• _Brano fornito_
=-=-=

Jarmusch non mi ha deluso manco questa volta, non che pensi che mi debba deludere per forza ma dovevo iniziare questo periodo con una frase di quelle che fanno molto incipit. Avrei potuto buttar giù anche un "Jarmusch è sempre Jarmusch" o "Jarmusch non perde né il pelo né il vizio". Non lo so, con qualcosa dovevo iniziare. Per la miseria! E quindi Jarmusch non mi ha deluso manco questa volta, non che pensi che mi debba deludere per forza.
Che dire? Non si può scrivere molto sulla trama di questo film per non rovinare il piacere della scoperta, giacché il film è un percorso tout court (sto "tout court" lo piazzo ovunque), è un percorso con delle tappe. Un po' come lo sono stati Dead Man e Broken Flowers. E' nel suo dipanarsi così palesemente e allo stesso tempo sottilmente che la storia del prussiano protagonista (nel senso di uomo estremamente disciplinato nonché rigoroso) si concretizza, i vari tasselli pennellano una traccia unitaria. Da osservare a distanza per averne il quadro.

=-=-=

• _Estratti dei record_

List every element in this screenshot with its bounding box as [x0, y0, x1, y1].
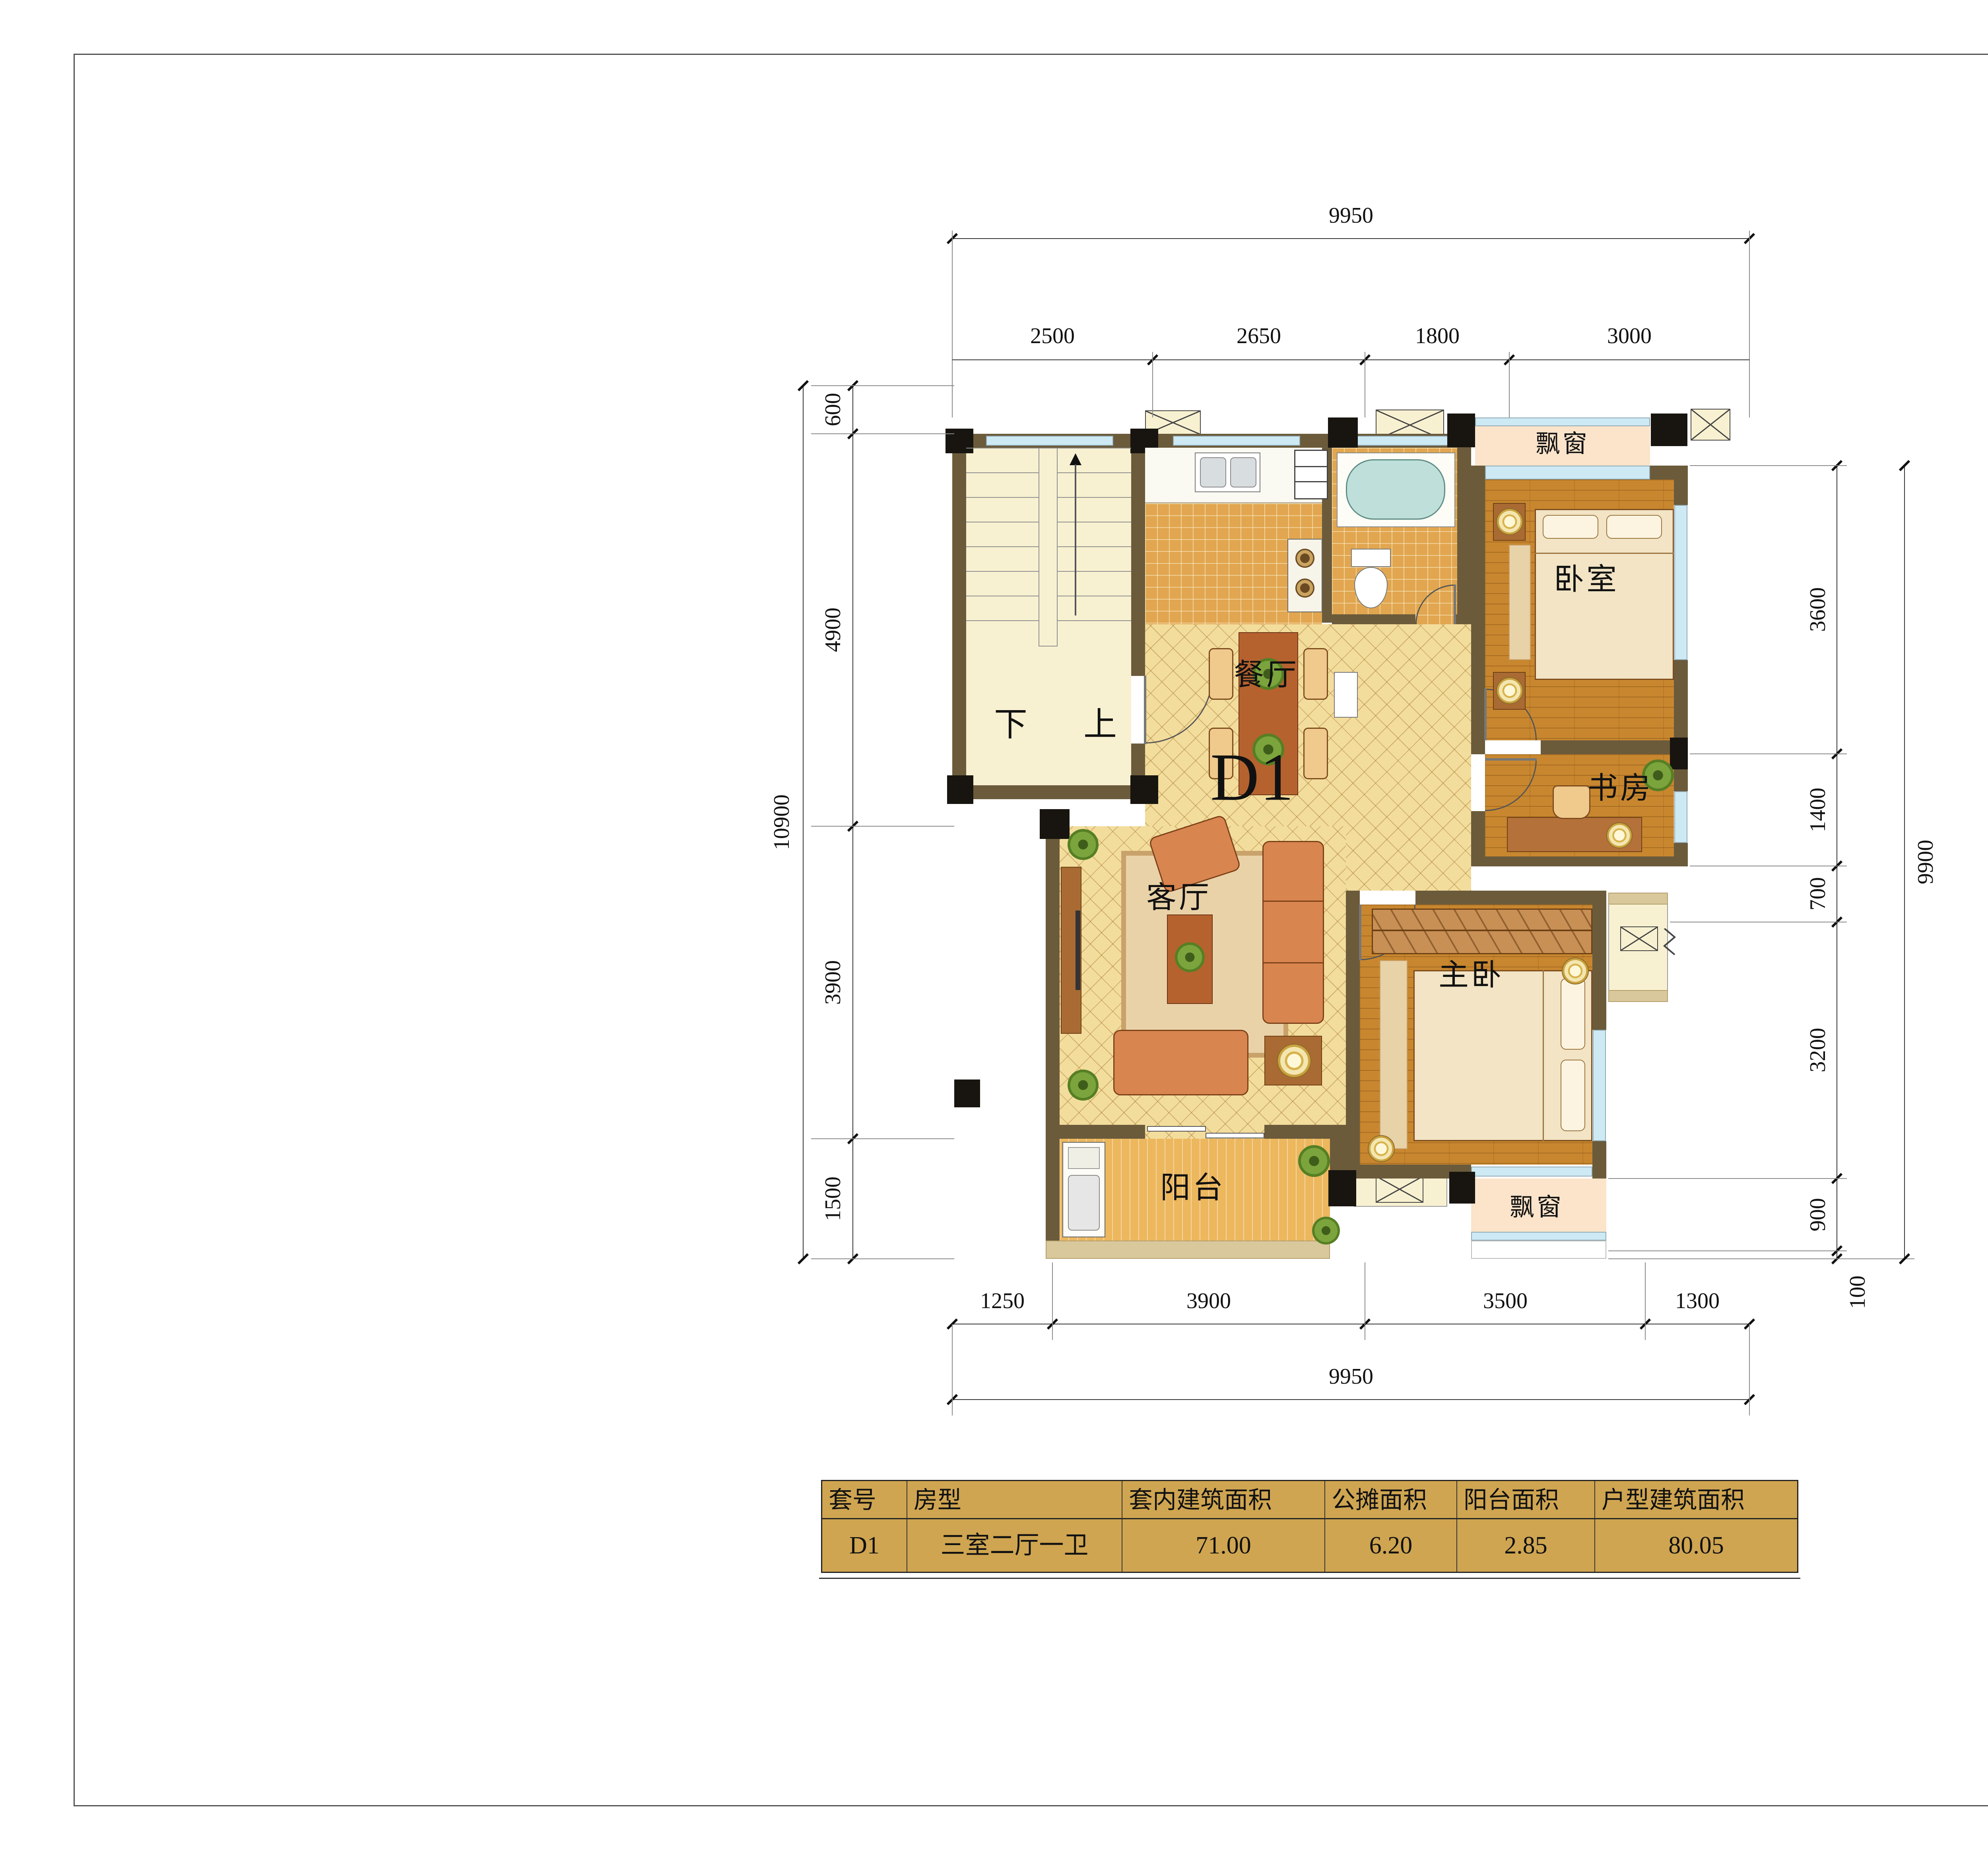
room-label-bay-top: 飘窗 — [1536, 423, 1590, 459]
dim-top-seg: 2650 — [1237, 323, 1281, 349]
dim-ext — [952, 231, 953, 417]
bedside-rug — [1380, 960, 1408, 1149]
dim-bottom-overall: 9950 — [1329, 1364, 1373, 1389]
dining-chair — [1209, 648, 1233, 700]
dim-ext — [1690, 753, 1847, 754]
dim-left-seg: 1500 — [820, 1177, 846, 1221]
wall — [1330, 1125, 1346, 1173]
dim-ext — [1608, 1250, 1847, 1251]
cell-balcony-area: 2.85 — [1457, 1519, 1595, 1572]
tv-screen — [1076, 911, 1080, 990]
dim-bottom-seg: 1300 — [1675, 1288, 1720, 1314]
dim-line — [952, 1399, 1749, 1400]
bedroom-north-window — [1485, 466, 1650, 480]
bedroom-door-leaf — [1484, 689, 1487, 740]
dim-line — [1904, 466, 1905, 1259]
entry-door-leaf — [1144, 676, 1146, 744]
header-shared-area: 公摊面积 — [1325, 1481, 1457, 1519]
dim-bottom-seg: 1250 — [980, 1288, 1025, 1314]
dim-line — [952, 238, 1749, 239]
wall — [1471, 740, 1485, 754]
master-door-leaf — [1359, 905, 1361, 960]
table-bottom-rule — [819, 1578, 1800, 1579]
plant-icon — [1298, 1145, 1330, 1177]
wall — [1455, 614, 1471, 624]
pillow — [1561, 978, 1585, 1050]
column — [1651, 414, 1687, 446]
nightstand-decor — [1496, 677, 1523, 704]
fridge-shelf-line — [1295, 466, 1327, 467]
dim-bottom-seg: 3500 — [1483, 1288, 1528, 1314]
sofa-long — [1262, 841, 1324, 1024]
dim-ext — [811, 385, 954, 386]
dim-top-overall: 9950 — [1329, 203, 1373, 228]
header-total-area: 户型建筑面积 — [1595, 1481, 1797, 1519]
stair-north-window — [986, 436, 1113, 446]
wall — [1332, 614, 1415, 624]
dim-ext — [1645, 1262, 1646, 1340]
master-east-window — [1593, 1030, 1606, 1141]
plant-icon — [1068, 1070, 1099, 1101]
dim-bottom-seg: 3900 — [1186, 1288, 1231, 1314]
column — [1449, 1172, 1475, 1204]
hall-washbasin — [1334, 672, 1358, 718]
dim-top-seg: 1800 — [1415, 323, 1460, 349]
column — [1447, 414, 1475, 447]
kitchen-north-window — [1173, 436, 1300, 446]
fridge — [1294, 450, 1328, 499]
ac-platform-top-band — [1608, 893, 1668, 905]
nightstand-decor — [1368, 1135, 1395, 1162]
dim-ext — [952, 1324, 953, 1415]
bedside-rug — [1509, 545, 1531, 660]
dim-right-seg: 900 — [1805, 1198, 1831, 1231]
area-table-data-row: D1 三室二厅一卫 71.00 6.20 2.85 80.05 — [822, 1519, 1797, 1572]
plant-icon — [1068, 829, 1099, 860]
cell-layout: 三室二厅一卫 — [907, 1519, 1122, 1572]
desk-chair — [1553, 785, 1590, 819]
dim-ext — [1052, 1262, 1053, 1340]
floor-plan-page: 飘窗 卧室 书房 餐厅 D1 客厅 主卧 阳台 飘窗 下 上 9950 2500… — [0, 0, 1988, 1860]
cell-total-area: 80.05 — [1595, 1519, 1797, 1572]
wall — [1046, 1125, 1145, 1139]
dining-chair — [1303, 648, 1328, 700]
sink-basin — [1200, 457, 1226, 487]
column — [1328, 1170, 1356, 1206]
balcony-sliding-door — [1147, 1126, 1206, 1132]
room-label-living: 客厅 — [1146, 873, 1211, 916]
wall — [1046, 826, 1060, 1139]
header-unit-no: 套号 — [822, 1481, 907, 1519]
master-south-glazing — [1471, 1167, 1592, 1177]
dim-left-seg: 4900 — [820, 608, 846, 652]
dim-ext — [1749, 231, 1750, 417]
sink-basin — [1230, 457, 1256, 487]
bath-north-window — [1352, 436, 1451, 446]
dim-ext — [811, 433, 954, 434]
column — [1328, 417, 1358, 448]
bathtub-basin — [1346, 459, 1445, 520]
wall — [1131, 448, 1145, 676]
stair-up-label: 上 — [1083, 698, 1119, 746]
dim-right-seg: 3600 — [1805, 587, 1831, 632]
room-label-dining: 餐厅 — [1234, 650, 1299, 694]
dim-ext — [811, 1138, 954, 1139]
column — [947, 775, 973, 804]
dining-chair — [1303, 728, 1328, 779]
plant-icon — [1312, 1217, 1340, 1245]
stove-burner — [1295, 579, 1314, 598]
sofa-loveseat — [1113, 1030, 1248, 1095]
dim-right-seg: 1400 — [1805, 788, 1831, 832]
dim-ext — [1690, 465, 1847, 466]
wall — [1592, 891, 1606, 1030]
header-layout: 房型 — [907, 1481, 1122, 1519]
dim-right-seg: 700 — [1805, 877, 1831, 911]
blanket-line — [1535, 553, 1674, 554]
dim-ext — [1509, 352, 1510, 417]
blanket-line — [1543, 970, 1544, 1141]
wall — [1046, 1139, 1060, 1241]
dim-top-seg: 3000 — [1607, 323, 1652, 349]
wall — [1415, 891, 1606, 905]
dim-left-seg: 600 — [820, 393, 846, 426]
pillow — [1561, 1060, 1585, 1131]
stair-rail — [1039, 448, 1058, 647]
sofa-cushion-line — [1262, 962, 1324, 963]
column — [1040, 809, 1070, 839]
bath-door-leaf — [1454, 584, 1456, 624]
dim-ext — [1608, 1258, 1914, 1259]
wall — [1471, 811, 1485, 856]
dim-line — [952, 359, 1749, 360]
wardrobe-rail — [1372, 930, 1592, 931]
wall — [1592, 1165, 1606, 1179]
area-table: 套号 房型 套内建筑面积 公摊面积 阳台面积 户型建筑面积 D1 三室二厅一卫 … — [821, 1480, 1798, 1573]
ac-platform-bottom-band — [1608, 990, 1668, 1002]
wall — [952, 785, 1145, 799]
coffee-table-plant — [1175, 942, 1205, 972]
laundry-shelf — [1068, 1147, 1100, 1169]
dim-right-seg: 3200 — [1805, 1028, 1831, 1072]
dim-right-overall: 9900 — [1913, 840, 1938, 884]
desk-decor — [1606, 822, 1633, 848]
sofa-cushion-line — [1262, 901, 1324, 902]
wardrobe — [1372, 909, 1592, 954]
fridge-shelf-line — [1295, 481, 1327, 482]
study-door-leaf — [1485, 758, 1537, 761]
dim-line — [803, 386, 804, 1259]
dim-ext — [811, 826, 954, 827]
cell-unit-no: D1 — [822, 1519, 907, 1572]
stair-direction-arrow — [1070, 453, 1081, 465]
wall — [1457, 448, 1471, 624]
balcony-railing — [1046, 1241, 1330, 1259]
toilet-tank — [1351, 549, 1391, 567]
dim-ext — [811, 1258, 954, 1259]
dim-right-seg: 100 — [1845, 1276, 1870, 1309]
nightstand — [1555, 956, 1591, 957]
column — [1670, 738, 1688, 769]
stair-arrow-stem — [1075, 464, 1076, 615]
dim-line — [852, 386, 853, 1259]
dim-left-overall: 10900 — [769, 794, 794, 850]
dim-left-seg: 3900 — [820, 960, 846, 1005]
room-label-bedroom: 卧室 — [1554, 555, 1619, 598]
dim-top-seg: 2500 — [1030, 323, 1075, 349]
dim-ext — [1749, 1324, 1750, 1415]
column — [1130, 775, 1158, 804]
room-label-balcony: 阳台 — [1160, 1163, 1225, 1207]
dim-ext — [1152, 352, 1153, 417]
wall — [1674, 466, 1688, 505]
unit-label: D1 — [1210, 739, 1295, 816]
wall — [952, 448, 966, 799]
wall — [1346, 905, 1360, 1179]
ac-unit-symbol — [1620, 926, 1658, 951]
room-label-master: 主卧 — [1439, 950, 1504, 994]
cell-interior-area: 71.00 — [1122, 1519, 1325, 1572]
laundry-basin — [1068, 1175, 1100, 1231]
cell-shared-area: 6.20 — [1325, 1519, 1457, 1572]
wall — [1471, 466, 1485, 740]
wall-section-symbol — [1691, 409, 1730, 441]
wall — [1471, 856, 1688, 866]
bay-window-bottom-sill — [1471, 1241, 1606, 1259]
dim-ext — [1608, 1178, 1847, 1179]
study-east-window — [1674, 791, 1687, 843]
wall-section-symbol — [1376, 1176, 1423, 1203]
pillow — [1606, 515, 1662, 539]
header-balcony-area: 阳台面积 — [1457, 1481, 1595, 1519]
stove-burner — [1295, 549, 1314, 568]
room-label-bay-bottom: 飘窗 — [1510, 1187, 1564, 1223]
column — [954, 1079, 980, 1107]
area-table-header-row: 套号 房型 套内建筑面积 公摊面积 阳台面积 户型建筑面积 — [822, 1481, 1797, 1519]
bedroom-east-window — [1674, 505, 1687, 660]
pillow — [1543, 515, 1598, 539]
stair-down-label: 下 — [994, 698, 1030, 746]
room-label-study: 书房 — [1588, 763, 1653, 807]
bay-window-bottom-glazing — [1471, 1232, 1606, 1241]
wall — [1264, 1125, 1330, 1139]
nightstand-decor — [1562, 957, 1589, 984]
side-table-decor — [1277, 1044, 1311, 1078]
nightstand-decor — [1496, 508, 1523, 535]
wall — [1346, 891, 1360, 905]
break-line-icon — [1663, 928, 1677, 956]
balcony-sliding-door — [1206, 1133, 1264, 1138]
header-interior-area: 套内建筑面积 — [1122, 1481, 1325, 1519]
wall — [1541, 740, 1688, 754]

=-=-=

• _Quesito 1_
Rispondi in breve a queste domande sulla recensione del film di Jarmusch:
(a) Quale esclamazione compare nel primo paragrafo?
(b) Quali due film sono indicati come percorsi con delle tappe simili a questo?
(c) Con quale significato l'autore definisce "prussiano" il protagonista?
• _Quesito 2_
Continua la recensione del film di Jarmusch a partire dall'ultima frase.

• _Risposta corretta 1_
(a) "Per la miseria!"
(b) Dead Man e Broken Flowers.
(c) Nel senso di uomo estremamente disciplinato nonché rigoroso.

• _Risposta corretta 2_
Non so bene cosa ho appena scritto ma il tutto nasce anche da qualche recensione letta in rete ove si pensa bene di iniziare a commentare svelando subito cosa fa o chi è il protagonista. Cosa che io qui ovviamente non farò. Però come si fa a recensire un film ove le peculiarità (soprattutto inerenti al protagonista) si svelano piano piano scegliendo di dire subito quello che si palesa nel finale del film? Insomma, ci vorrebbe davvero un po' di controllo a volte nonché rispetto per il giovane spettatore che vuole un filino informarsi senza però rovinarsi il piacere della visione.
Può ben donde esser sufficiente menzionare il cast, Tilda Swinton, Gael Garcìa Bernal, John Hurt, Bill Murray, Luis Tosar (Malamadre). Dire che sono diretti con il tocco magico di Jarmusch, qui in trasferta in Spagna. Dire che il film si prende i suoi bei tempi, la qual cosa non può piacere a tutti e che se dovesse nascere l'esigenza di bersi due espressi in tazze separate di gustarseli, sicuri che Jim Jarmusch prepara degli ottimi caffè.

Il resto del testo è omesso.